> **Exercise**:
From the material below, list every line containing "Computer".

> **Material shown**:

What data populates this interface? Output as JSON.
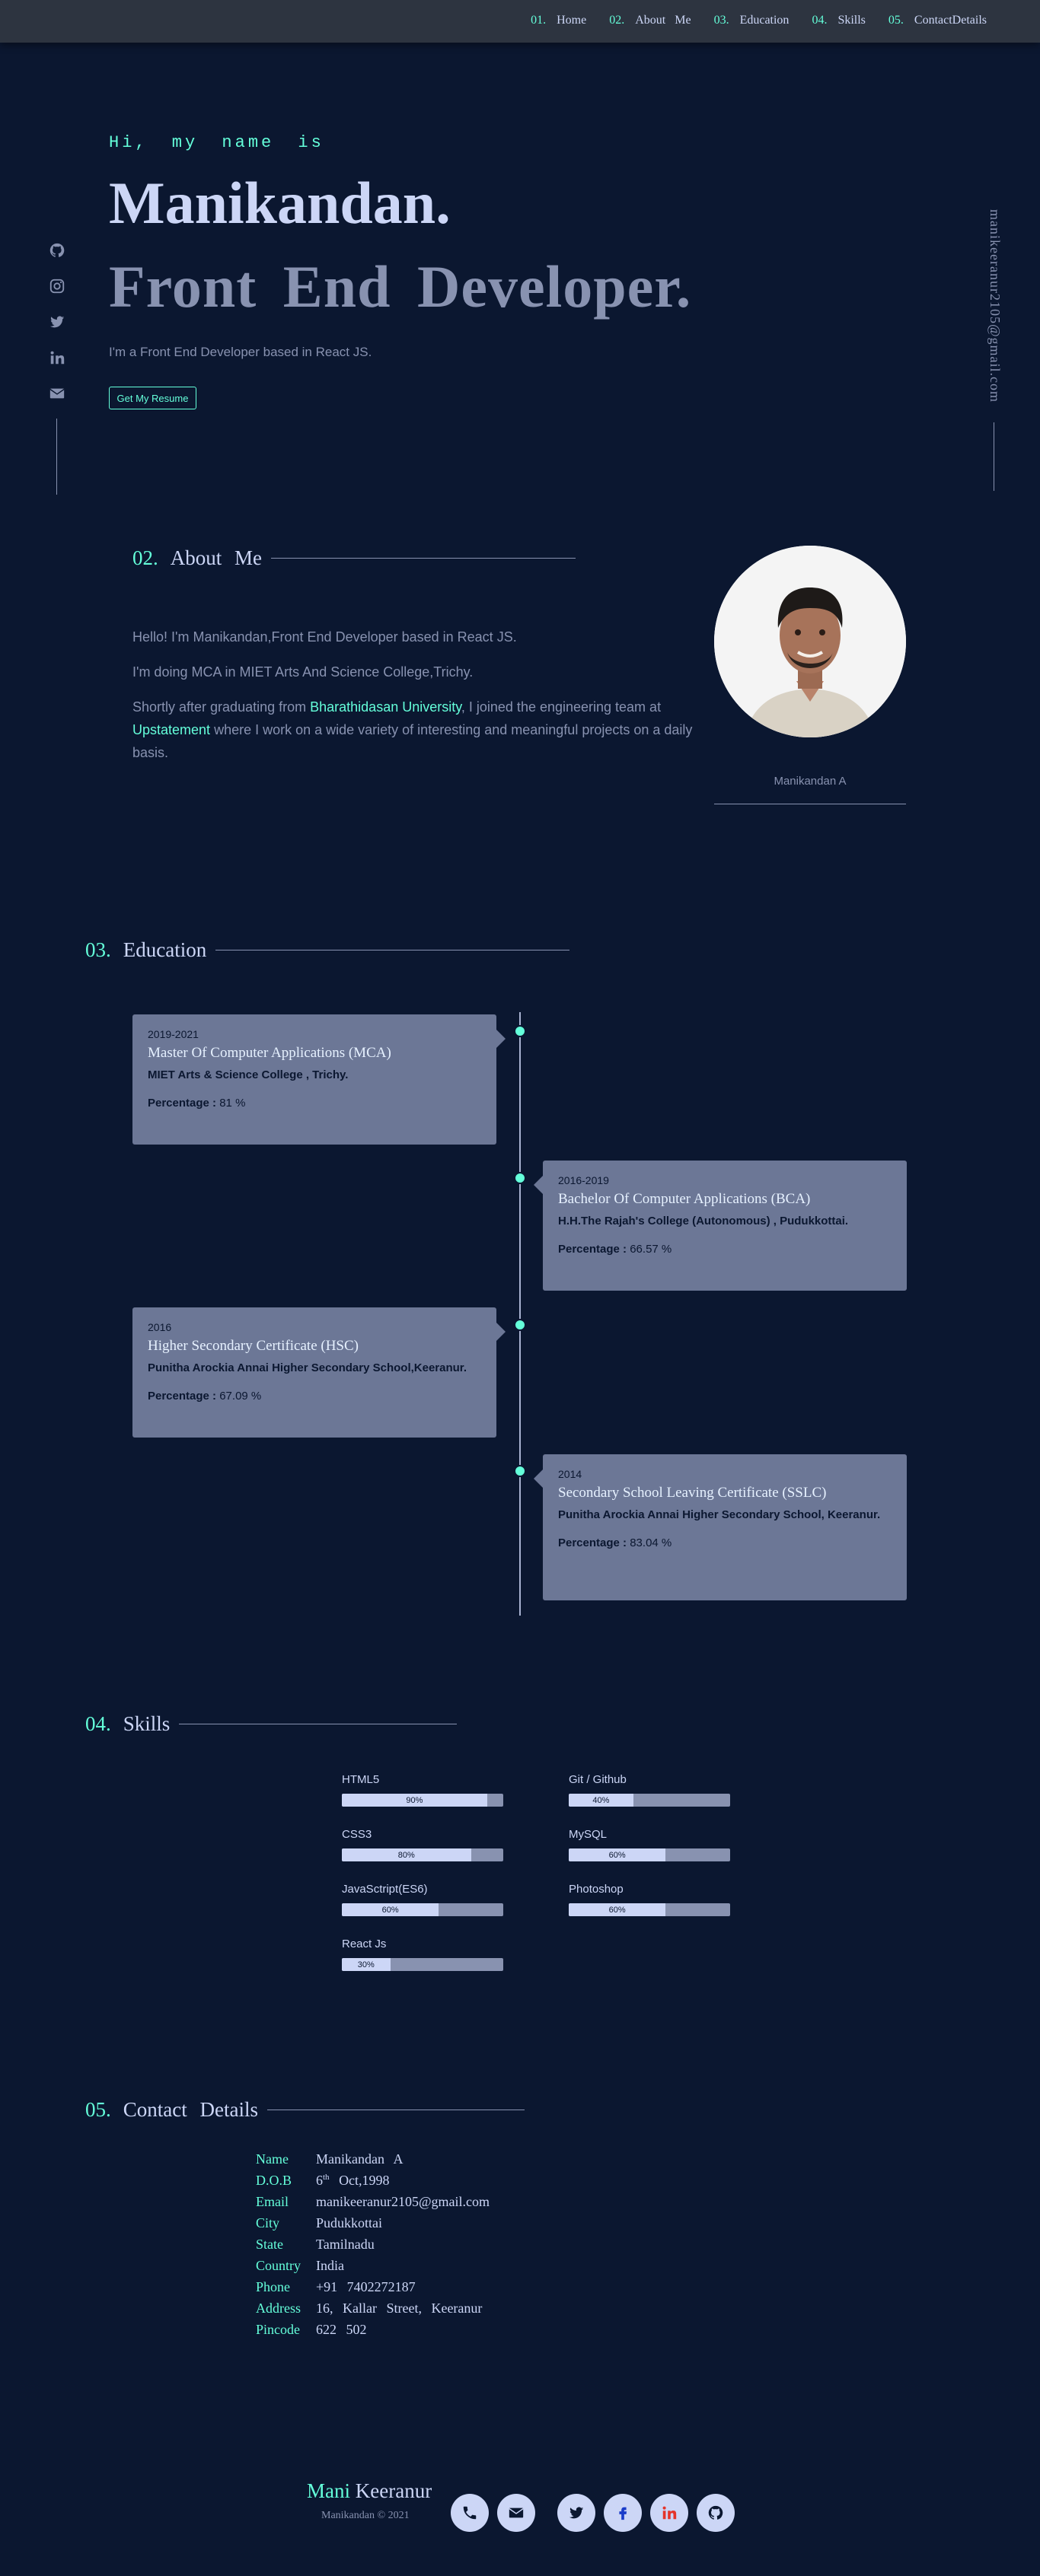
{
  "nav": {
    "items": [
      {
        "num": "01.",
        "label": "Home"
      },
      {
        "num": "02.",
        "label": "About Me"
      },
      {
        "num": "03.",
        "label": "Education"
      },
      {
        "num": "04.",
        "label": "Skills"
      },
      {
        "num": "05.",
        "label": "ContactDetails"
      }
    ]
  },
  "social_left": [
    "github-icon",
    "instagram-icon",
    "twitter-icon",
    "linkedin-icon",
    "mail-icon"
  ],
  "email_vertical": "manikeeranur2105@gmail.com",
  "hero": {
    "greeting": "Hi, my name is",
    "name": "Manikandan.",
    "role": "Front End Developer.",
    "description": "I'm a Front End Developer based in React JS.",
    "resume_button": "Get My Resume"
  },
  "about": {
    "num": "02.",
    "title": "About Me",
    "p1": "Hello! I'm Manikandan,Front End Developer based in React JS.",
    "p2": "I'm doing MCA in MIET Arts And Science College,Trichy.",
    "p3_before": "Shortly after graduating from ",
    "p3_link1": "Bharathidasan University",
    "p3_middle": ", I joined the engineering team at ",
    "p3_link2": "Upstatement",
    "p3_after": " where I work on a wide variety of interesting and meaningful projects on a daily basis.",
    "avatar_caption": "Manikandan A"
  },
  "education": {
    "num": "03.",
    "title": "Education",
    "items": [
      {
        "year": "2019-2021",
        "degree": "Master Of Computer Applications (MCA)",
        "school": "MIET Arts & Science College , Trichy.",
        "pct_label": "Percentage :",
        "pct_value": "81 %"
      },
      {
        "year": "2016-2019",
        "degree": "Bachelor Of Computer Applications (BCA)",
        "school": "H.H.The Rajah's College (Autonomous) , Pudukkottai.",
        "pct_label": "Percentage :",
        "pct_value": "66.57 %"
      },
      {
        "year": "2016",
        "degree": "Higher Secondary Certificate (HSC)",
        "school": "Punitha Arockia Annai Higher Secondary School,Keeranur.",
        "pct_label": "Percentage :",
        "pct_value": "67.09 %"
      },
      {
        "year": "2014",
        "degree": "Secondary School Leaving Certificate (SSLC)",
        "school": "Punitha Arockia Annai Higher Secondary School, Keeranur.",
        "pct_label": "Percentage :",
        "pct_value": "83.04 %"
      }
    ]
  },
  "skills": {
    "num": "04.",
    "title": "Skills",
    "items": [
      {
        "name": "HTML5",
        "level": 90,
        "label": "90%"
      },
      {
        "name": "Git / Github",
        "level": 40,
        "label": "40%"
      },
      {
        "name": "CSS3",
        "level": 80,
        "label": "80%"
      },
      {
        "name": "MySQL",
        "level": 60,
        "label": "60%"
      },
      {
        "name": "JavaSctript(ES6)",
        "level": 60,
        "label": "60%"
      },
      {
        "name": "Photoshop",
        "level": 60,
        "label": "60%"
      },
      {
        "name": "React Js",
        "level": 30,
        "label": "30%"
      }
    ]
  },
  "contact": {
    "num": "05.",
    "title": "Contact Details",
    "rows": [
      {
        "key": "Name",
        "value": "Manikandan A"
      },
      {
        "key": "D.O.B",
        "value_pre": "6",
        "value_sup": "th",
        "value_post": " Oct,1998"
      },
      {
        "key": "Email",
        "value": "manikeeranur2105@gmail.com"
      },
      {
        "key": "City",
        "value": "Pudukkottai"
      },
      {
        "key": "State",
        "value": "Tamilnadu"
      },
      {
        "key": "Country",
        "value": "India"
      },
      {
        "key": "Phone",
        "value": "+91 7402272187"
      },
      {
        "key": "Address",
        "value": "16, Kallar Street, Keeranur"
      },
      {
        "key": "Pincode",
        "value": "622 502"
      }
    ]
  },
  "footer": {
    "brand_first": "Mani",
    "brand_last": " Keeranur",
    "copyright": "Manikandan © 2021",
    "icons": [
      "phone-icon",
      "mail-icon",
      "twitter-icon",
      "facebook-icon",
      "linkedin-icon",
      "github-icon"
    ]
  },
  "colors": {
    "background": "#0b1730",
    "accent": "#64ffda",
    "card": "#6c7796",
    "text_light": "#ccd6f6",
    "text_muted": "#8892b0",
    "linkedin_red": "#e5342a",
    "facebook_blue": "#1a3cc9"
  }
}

==

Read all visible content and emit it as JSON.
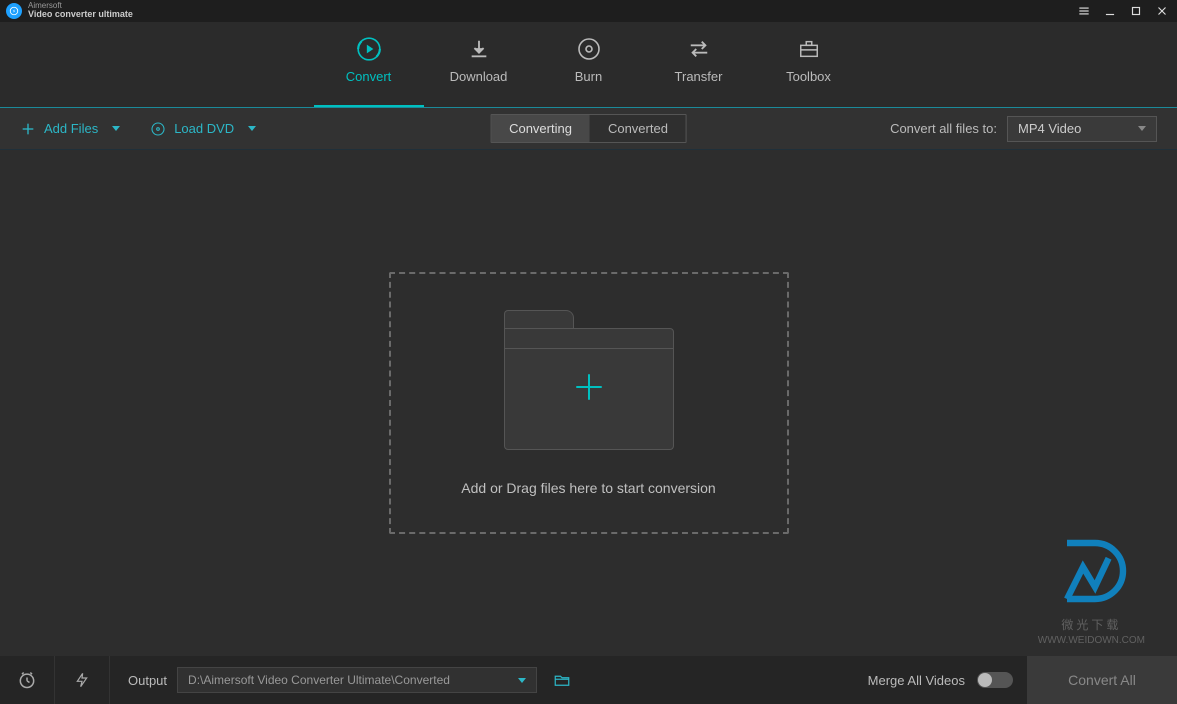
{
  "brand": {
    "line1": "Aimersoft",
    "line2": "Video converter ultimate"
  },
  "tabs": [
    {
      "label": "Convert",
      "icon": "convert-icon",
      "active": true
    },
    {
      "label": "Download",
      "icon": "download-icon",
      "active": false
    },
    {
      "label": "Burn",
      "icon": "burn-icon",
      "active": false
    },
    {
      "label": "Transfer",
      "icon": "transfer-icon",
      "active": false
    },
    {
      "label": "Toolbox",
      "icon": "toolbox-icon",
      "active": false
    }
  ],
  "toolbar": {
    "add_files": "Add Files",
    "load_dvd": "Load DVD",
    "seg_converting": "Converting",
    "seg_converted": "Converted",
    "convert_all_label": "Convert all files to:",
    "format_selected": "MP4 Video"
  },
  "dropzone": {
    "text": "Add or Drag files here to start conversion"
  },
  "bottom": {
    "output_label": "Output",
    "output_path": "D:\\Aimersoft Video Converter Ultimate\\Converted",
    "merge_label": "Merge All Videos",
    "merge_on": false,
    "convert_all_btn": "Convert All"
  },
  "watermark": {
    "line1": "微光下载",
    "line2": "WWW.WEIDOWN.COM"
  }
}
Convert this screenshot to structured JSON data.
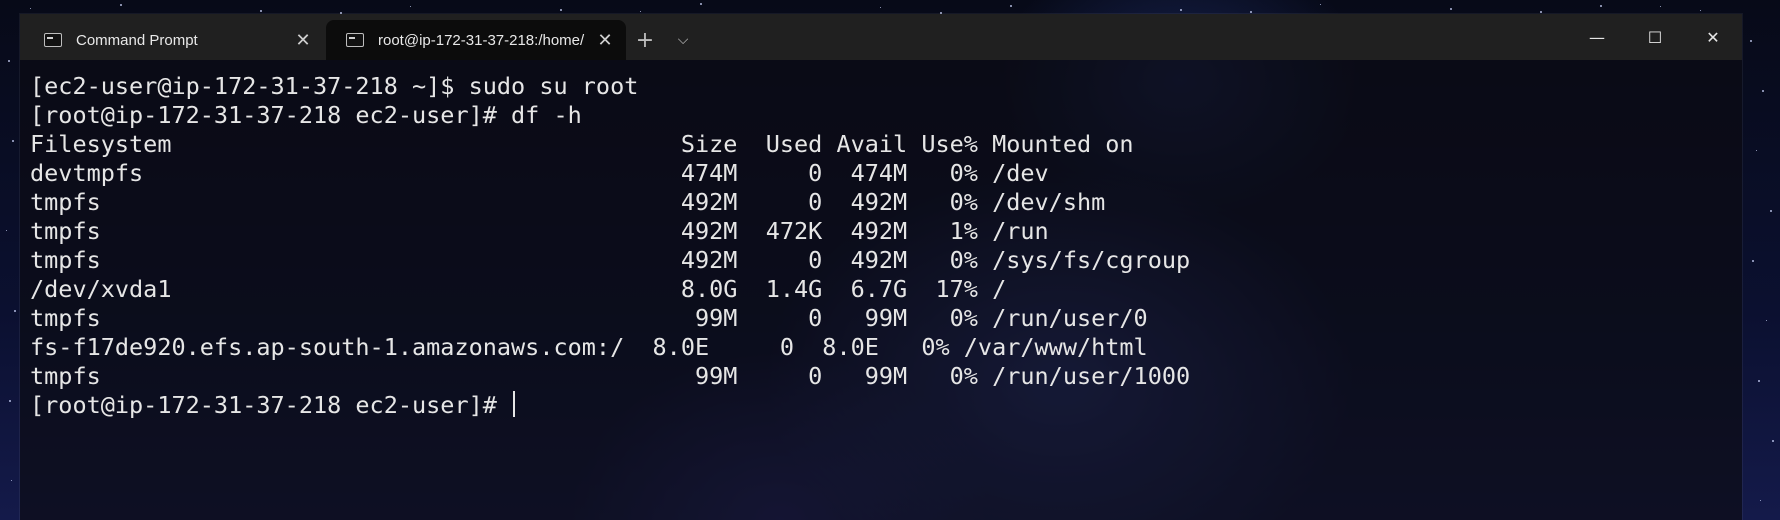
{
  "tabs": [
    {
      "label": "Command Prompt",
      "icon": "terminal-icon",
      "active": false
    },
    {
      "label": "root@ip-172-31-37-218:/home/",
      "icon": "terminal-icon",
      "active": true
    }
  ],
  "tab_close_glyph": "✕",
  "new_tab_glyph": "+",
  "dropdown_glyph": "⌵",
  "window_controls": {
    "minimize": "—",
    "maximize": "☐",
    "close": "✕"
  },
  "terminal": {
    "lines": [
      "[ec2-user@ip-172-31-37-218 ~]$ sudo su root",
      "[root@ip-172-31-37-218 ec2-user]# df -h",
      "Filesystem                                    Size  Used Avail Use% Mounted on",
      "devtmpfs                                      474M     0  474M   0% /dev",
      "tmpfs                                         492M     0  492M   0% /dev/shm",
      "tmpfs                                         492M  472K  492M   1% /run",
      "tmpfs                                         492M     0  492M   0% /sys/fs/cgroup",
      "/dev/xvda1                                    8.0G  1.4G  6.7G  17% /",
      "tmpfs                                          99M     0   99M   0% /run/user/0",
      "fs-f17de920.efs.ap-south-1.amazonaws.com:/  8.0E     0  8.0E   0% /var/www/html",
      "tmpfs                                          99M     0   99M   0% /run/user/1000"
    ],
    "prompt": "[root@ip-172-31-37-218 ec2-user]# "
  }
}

==

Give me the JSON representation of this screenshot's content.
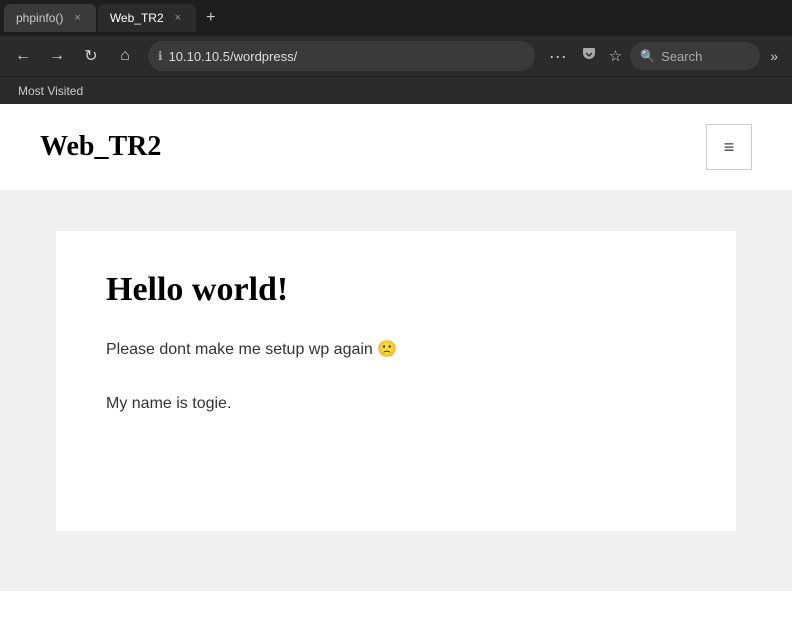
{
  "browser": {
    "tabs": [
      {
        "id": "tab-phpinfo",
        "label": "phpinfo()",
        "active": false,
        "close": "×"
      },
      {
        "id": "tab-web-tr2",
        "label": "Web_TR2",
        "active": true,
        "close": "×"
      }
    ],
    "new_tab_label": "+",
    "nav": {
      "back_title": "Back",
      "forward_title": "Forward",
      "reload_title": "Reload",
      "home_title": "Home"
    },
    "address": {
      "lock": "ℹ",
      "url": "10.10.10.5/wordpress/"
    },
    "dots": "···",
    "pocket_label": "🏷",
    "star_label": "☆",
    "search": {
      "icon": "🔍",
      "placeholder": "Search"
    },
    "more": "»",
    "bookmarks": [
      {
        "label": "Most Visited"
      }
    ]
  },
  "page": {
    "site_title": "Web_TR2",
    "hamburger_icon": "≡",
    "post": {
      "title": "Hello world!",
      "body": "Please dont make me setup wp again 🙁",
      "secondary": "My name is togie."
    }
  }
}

> **Answer to this exercise**:
        "degree": "Master Of Computer Applications (MCA)",
        "degree": "Bachelor Of Computer Applications (BCA)",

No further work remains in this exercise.